▶ **OBJECTIVE**:
Return only the number of lines that hold "JSON".

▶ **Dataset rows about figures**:
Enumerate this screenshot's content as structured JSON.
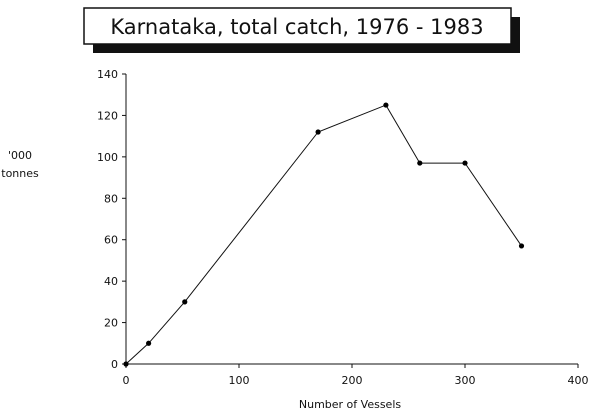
{
  "chart_data": {
    "type": "line",
    "title": "Karnataka, total catch, 1976 - 1983",
    "xlabel": "Number of Vessels",
    "ylabel_line1": "'000",
    "ylabel_line2": "tonnes",
    "xlim": [
      0,
      400
    ],
    "ylim": [
      0,
      140
    ],
    "x_ticks": [
      0,
      100,
      200,
      300,
      400
    ],
    "y_ticks": [
      0,
      20,
      40,
      60,
      80,
      100,
      120,
      140
    ],
    "grid": false,
    "series": [
      {
        "x": [
          0,
          20,
          52,
          170,
          230,
          260,
          300,
          350
        ],
        "y": [
          0,
          10,
          30,
          112,
          125,
          97,
          97,
          57
        ]
      }
    ],
    "colors": {
      "line": "#111111",
      "marker": "#000000",
      "axis": "#111111"
    }
  }
}
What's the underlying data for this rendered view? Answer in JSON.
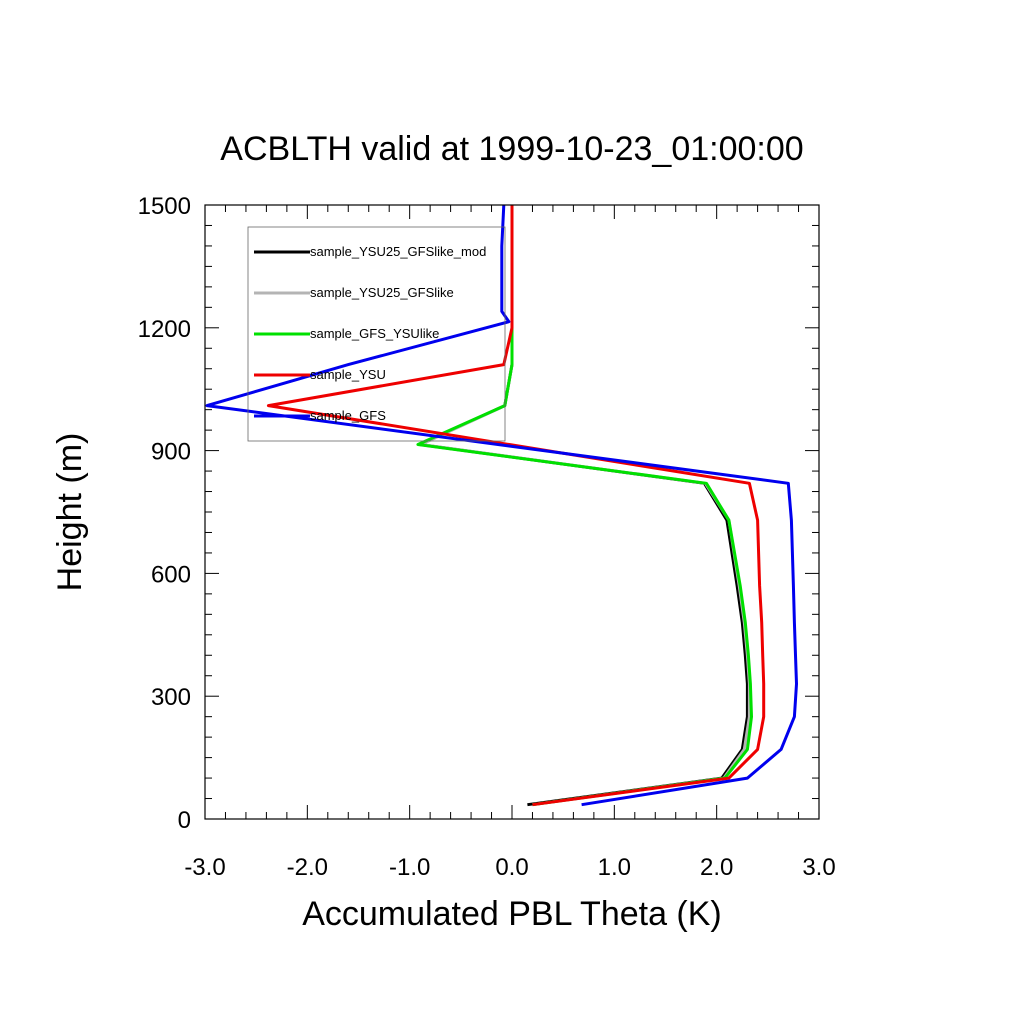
{
  "chart_data": {
    "type": "line",
    "title": "ACBLTH valid at 1999-10-23_01:00:00",
    "xlabel": "Accumulated PBL Theta (K)",
    "ylabel": "Height (m)",
    "xlim": [
      -3.0,
      3.0
    ],
    "ylim": [
      0,
      1500
    ],
    "xticks": [
      -3.0,
      -2.0,
      -1.0,
      0.0,
      1.0,
      2.0,
      3.0
    ],
    "xtick_labels": [
      "-3.0",
      "-2.0",
      "-1.0",
      "0.0",
      "1.0",
      "2.0",
      "3.0"
    ],
    "yticks": [
      0,
      300,
      600,
      900,
      1200,
      1500
    ],
    "ytick_labels": [
      "0",
      "300",
      "600",
      "900",
      "1200",
      "1500"
    ],
    "grid": false,
    "legend_position": "top-left",
    "series": [
      {
        "name": "sample_YSU25_GFSlike_mod",
        "color": "#000000",
        "points": [
          [
            0.15,
            35
          ],
          [
            2.05,
            100
          ],
          [
            2.25,
            170
          ],
          [
            2.3,
            250
          ],
          [
            2.3,
            330
          ],
          [
            2.28,
            400
          ],
          [
            2.25,
            480
          ],
          [
            2.2,
            570
          ],
          [
            2.1,
            730
          ],
          [
            1.88,
            820
          ],
          [
            -0.9,
            915
          ],
          [
            -0.07,
            1010
          ],
          [
            0.0,
            1110
          ],
          [
            0.0,
            1500
          ]
        ]
      },
      {
        "name": "sample_YSU25_GFSlike",
        "color": "#b4b4b4",
        "points": [
          [
            0.2,
            35
          ],
          [
            2.07,
            100
          ],
          [
            2.27,
            170
          ],
          [
            2.32,
            250
          ],
          [
            2.32,
            330
          ],
          [
            2.3,
            400
          ],
          [
            2.27,
            480
          ],
          [
            2.22,
            570
          ],
          [
            2.12,
            730
          ],
          [
            1.89,
            820
          ],
          [
            -0.89,
            915
          ],
          [
            -0.07,
            1010
          ],
          [
            0.0,
            1110
          ],
          [
            0.0,
            1500
          ]
        ]
      },
      {
        "name": "sample_GFS_YSUlike",
        "color": "#00e000",
        "points": [
          [
            0.2,
            35
          ],
          [
            2.08,
            100
          ],
          [
            2.3,
            170
          ],
          [
            2.34,
            250
          ],
          [
            2.33,
            330
          ],
          [
            2.31,
            400
          ],
          [
            2.28,
            480
          ],
          [
            2.23,
            570
          ],
          [
            2.12,
            730
          ],
          [
            1.9,
            820
          ],
          [
            -0.92,
            915
          ],
          [
            -0.07,
            1010
          ],
          [
            0.0,
            1110
          ],
          [
            0.0,
            1500
          ]
        ]
      },
      {
        "name": "sample_YSU",
        "color": "#ee0000",
        "points": [
          [
            0.2,
            35
          ],
          [
            2.12,
            100
          ],
          [
            2.4,
            170
          ],
          [
            2.46,
            250
          ],
          [
            2.46,
            330
          ],
          [
            2.45,
            400
          ],
          [
            2.44,
            480
          ],
          [
            2.42,
            570
          ],
          [
            2.4,
            730
          ],
          [
            2.32,
            820
          ],
          [
            -2.38,
            1010
          ],
          [
            -0.08,
            1110
          ],
          [
            0.0,
            1200
          ],
          [
            0.0,
            1500
          ]
        ]
      },
      {
        "name": "sample_GFS",
        "color": "#0000ee",
        "points": [
          [
            0.68,
            35
          ],
          [
            2.3,
            100
          ],
          [
            2.63,
            170
          ],
          [
            2.76,
            250
          ],
          [
            2.78,
            330
          ],
          [
            2.77,
            400
          ],
          [
            2.76,
            480
          ],
          [
            2.75,
            570
          ],
          [
            2.73,
            730
          ],
          [
            2.7,
            820
          ],
          [
            -2.98,
            1010
          ],
          [
            -1.6,
            1110
          ],
          [
            -0.03,
            1215
          ],
          [
            -0.1,
            1240
          ],
          [
            -0.1,
            1400
          ],
          [
            -0.08,
            1500
          ]
        ]
      }
    ]
  }
}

▶ **RESPONSE TO THIS TASK**:
2